▶ **GIVEN EXERCISE**: Copy every entry word for word. Skip the pictures.

(Raw records)
◇ ◇ ◇ ◇ ◇
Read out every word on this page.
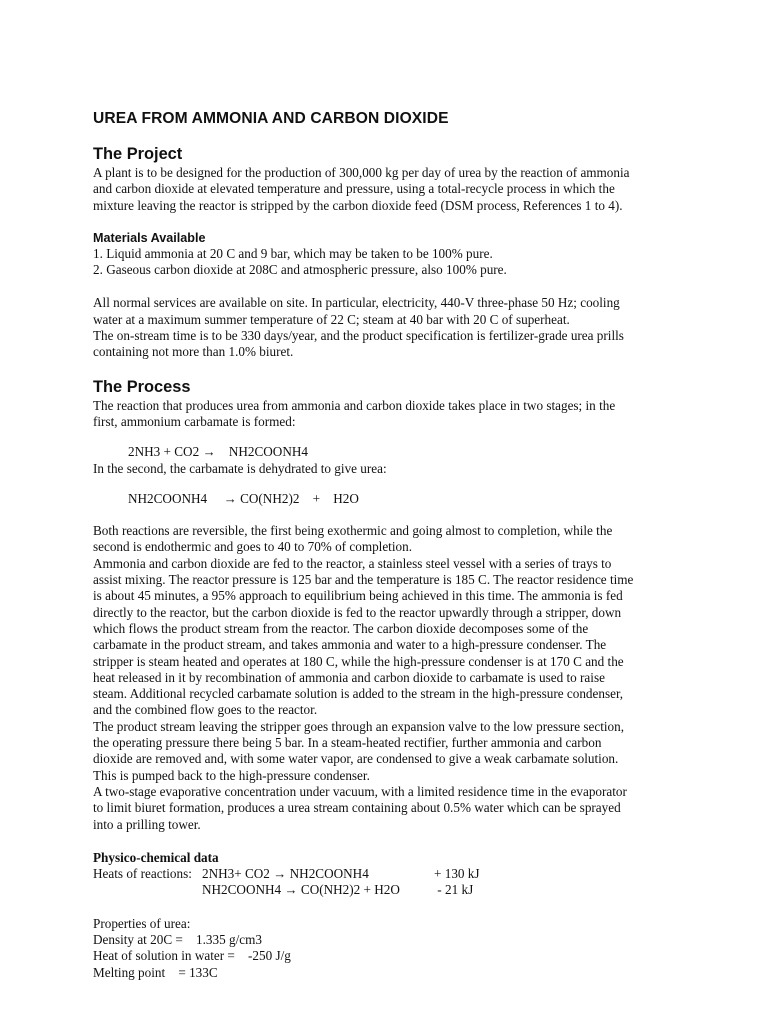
UREA FROM AMMONIA AND CARBON DIOXIDE
The Project

A plant is to be designed for the production of 300,000 kg per day of urea by the reaction of ammonia
and carbon dioxide at elevated temperature and pressure, using a total-recycle process in which the
mixture leaving the reactor is stripped by the carbon dioxide feed (DSM process, References 1 to 4).

Materials Available

1. Liquid ammonia at 20 C and 9 bar, which may be taken to be 100% pure.
2. Gaseous carbon dioxide at 208C and atmospheric pressure, also 100% pure.

All normal services are available on site. In particular, electricity, 440-V three-phase 50 Hz; cooling
water at a maximum summer temperature of 22 C; steam at 40 bar with 20 C of superheat.
The on-stream time is to be 330 days/year, and the product specification is fertilizer-grade urea prills
containing not more than 1.0% biuret.

The Process

The reaction that produces urea from ammonia and carbon dioxide takes place in two stages; in the
first, ammonium carbamate is formed:

2NH3 + CO2 →    NH2COONH4
In the second, the carbamate is dehydrated to give urea:
NH2COONH4     → CO(NH2)2    +    H2O

Both reactions are reversible, the first being exothermic and going almost to completion, while the
second is endothermic and goes to 40 to 70% of completion.
Ammonia and carbon dioxide are fed to the reactor, a stainless steel vessel with a series of trays to
assist mixing. The reactor pressure is 125 bar and the temperature is 185 C. The reactor residence time
is about 45 minutes, a 95% approach to equilibrium being achieved in this time. The ammonia is fed
directly to the reactor, but the carbon dioxide is fed to the reactor upwardly through a stripper, down
which flows the product stream from the reactor. The carbon dioxide decomposes some of the
carbamate in the product stream, and takes ammonia and water to a high-pressure condenser. The
stripper is steam heated and operates at 180 C, while the high-pressure condenser is at 170 C and the
heat released in it by recombination of ammonia and carbon dioxide to carbamate is used to raise
steam. Additional recycled carbamate solution is added to the stream in the high-pressure condenser,
and the combined flow goes to the reactor.
The product stream leaving the stripper goes through an expansion valve to the low pressure section,
the operating pressure there being 5 bar. In a steam-heated rectifier, further ammonia and carbon
dioxide are removed and, with some water vapor, are condensed to give a weak carbamate solution.
This is pumped back to the high-pressure condenser.
A two-stage evaporative concentration under vacuum, with a limited residence time in the evaporator
to limit biuret formation, produces a urea stream containing about 0.5% water which can be sprayed
into a prilling tower.

Physico-chemical data
Heats of reactions: 2NH3+ CO2 → NH2COONH4	+ 130 kJ
NH2COONH4 → CO(NH2)2 + H2O	- 21 kJ

Properties of urea:
Density at 20C =    1.335 g/cm3
Heat of solution in water =    -250 J/g
Melting point    = 133C
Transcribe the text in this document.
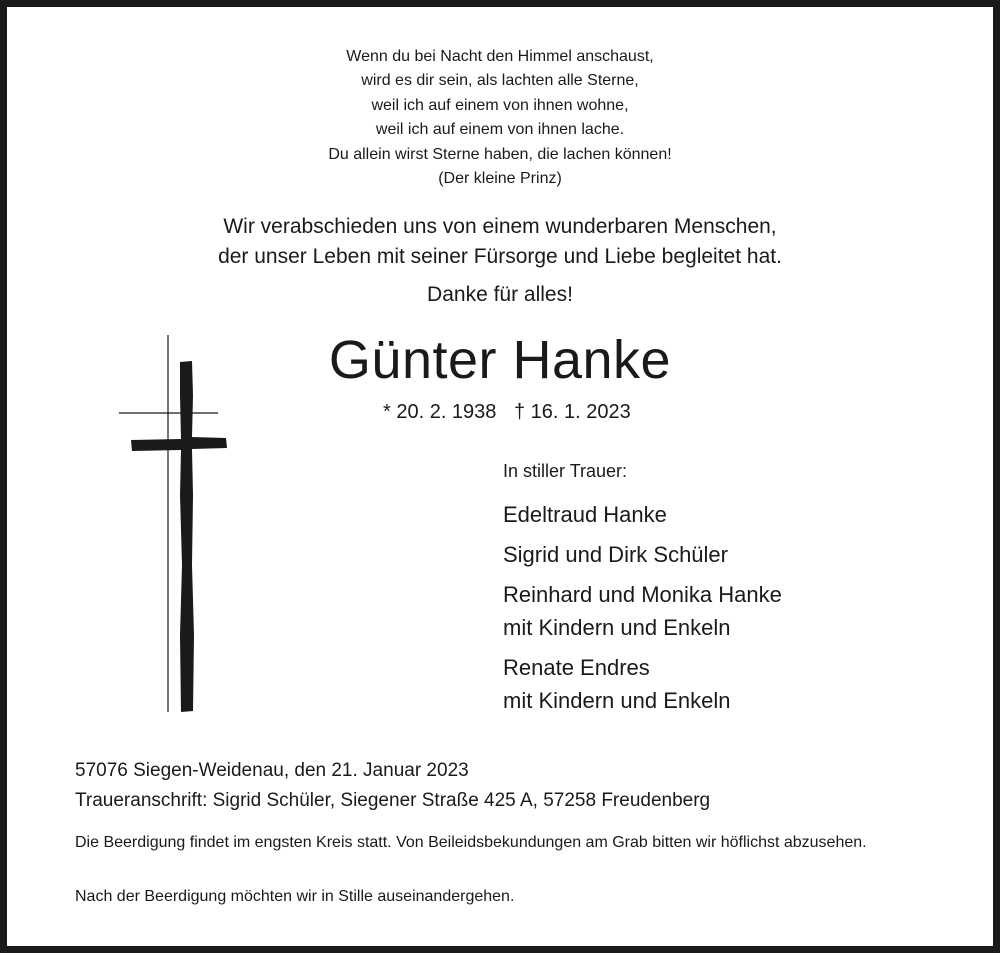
Wenn du bei Nacht den Himmel anschaust,
wird es dir sein, als lachten alle Sterne,
weil ich auf einem von ihnen wohne,
weil ich auf einem von ihnen lache.
Du allein wirst Sterne haben, die lachen können!
(Der kleine Prinz)
Wir verabschieden uns von einem wunderbaren Menschen,
der unser Leben mit seiner Fürsorge und Liebe begleitet hat.
Danke für alles!
Günter Hanke
* 20. 2. 1938 † 16. 1. 2023
In stiller Trauer:
Edeltraud Hanke
Sigrid und Dirk Schüler
Reinhard und Monika Hanke
mit Kindern und Enkeln
Renate Endres
mit Kindern und Enkeln
57076 Siegen-Weidenau, den 21. Januar 2023
Traueranschrift: Sigrid Schüler, Siegener Straße 425 A, 57258 Freudenberg
Die Beerdigung findet im engsten Kreis statt. Von Beileidsbekundungen am Grab bitten wir höflichst abzusehen.
Nach der Beerdigung möchten wir in Stille auseinandergehen.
◇ ◇ ◇ ◇ ◇
▶ **RESULT OF THIS EXERCISE**:
Read out every word on this page.
UREA FROM AMMONIA AND CARBON DIOXIDE
The Project

A plant is to be designed for the production of 300,000 kg per day of urea by the reaction of ammonia
and carbon dioxide at elevated temperature and pressure, using a total-recycle process in which the
mixture leaving the reactor is stripped by the carbon dioxide feed (DSM process, References 1 to 4).

Materials Available

1. Liquid ammonia at 20 C and 9 bar, which may be taken to be 100% pure.
2. Gaseous carbon dioxide at 208C and atmospheric pressure, also 100% pure.

All normal services are available on site. In particular, electricity, 440-V three-phase 50 Hz; cooling
water at a maximum summer temperature of 22 C; steam at 40 bar with 20 C of superheat.
The on-stream time is to be 330 days/year, and the product specification is fertilizer-grade urea prills
containing not more than 1.0% biuret.

The Process

The reaction that produces urea from ammonia and carbon dioxide takes place in two stages; in the
first, ammonium carbamate is formed:

2NH3 + CO2 →    NH2COONH4
In the second, the carbamate is dehydrated to give urea:
NH2COONH4     → CO(NH2)2    +    H2O

Both reactions are reversible, the first being exothermic and going almost to completion, while the
second is endothermic and goes to 40 to 70% of completion.
Ammonia and carbon dioxide are fed to the reactor, a stainless steel vessel with a series of trays to
assist mixing. The reactor pressure is 125 bar and the temperature is 185 C. The reactor residence time
is about 45 minutes, a 95% approach to equilibrium being achieved in this time. The ammonia is fed
directly to the reactor, but the carbon dioxide is fed to the reactor upwardly through a stripper, down
which flows the product stream from the reactor. The carbon dioxide decomposes some of the
carbamate in the product stream, and takes ammonia and water to a high-pressure condenser. The
stripper is steam heated and operates at 180 C, while the high-pressure condenser is at 170 C and the
heat released in it by recombination of ammonia and carbon dioxide to carbamate is used to raise
steam. Additional recycled carbamate solution is added to the stream in the high-pressure condenser,
and the combined flow goes to the reactor.
The product stream leaving the stripper goes through an expansion valve to the low pressure section,
the operating pressure there being 5 bar. In a steam-heated rectifier, further ammonia and carbon
dioxide are removed and, with some water vapor, are condensed to give a weak carbamate solution.
This is pumped back to the high-pressure condenser.
A two-stage evaporative concentration under vacuum, with a limited residence time in the evaporator
to limit biuret formation, produces a urea stream containing about 0.5% water which can be sprayed
into a prilling tower.

Physico-chemical data
Heats of reactions: 2NH3+ CO2 → NH2COONH4	+ 130 kJ
NH2COONH4 → CO(NH2)2 + H2O	- 21 kJ

Properties of urea:
Density at 20C =    1.335 g/cm3
Heat of solution in water =    -250 J/g
Melting point    = 133C
Transcribe the text in this document.
Wenn du bei Nacht den Himmel anschaust,
wird es dir sein, als lachten alle Sterne,
weil ich auf einem von ihnen wohne,
weil ich auf einem von ihnen lache.
Du allein wirst Sterne haben, die lachen können!
(Der kleine Prinz)
Wir verabschieden uns von einem wunderbaren Menschen,
der unser Leben mit seiner Fürsorge und Liebe begleitet hat.
Danke für alles!
Günter Hanke
* 20. 2. 1938 † 16. 1. 2023
In stiller Trauer:
Edeltraud Hanke
Sigrid und Dirk Schüler
Reinhard und Monika Hanke
mit Kindern und Enkeln
Renate Endres
mit Kindern und Enkeln
57076 Siegen-Weidenau, den 21. Januar 2023
Traueranschrift: Sigrid Schüler, Siegener Straße 425 A, 57258 Freudenberg
Die Beerdigung findet im engsten Kreis statt. Von Beileidsbekundungen am Grab bitten wir höflichst abzusehen.
Nach der Beerdigung möchten wir in Stille auseinandergehen.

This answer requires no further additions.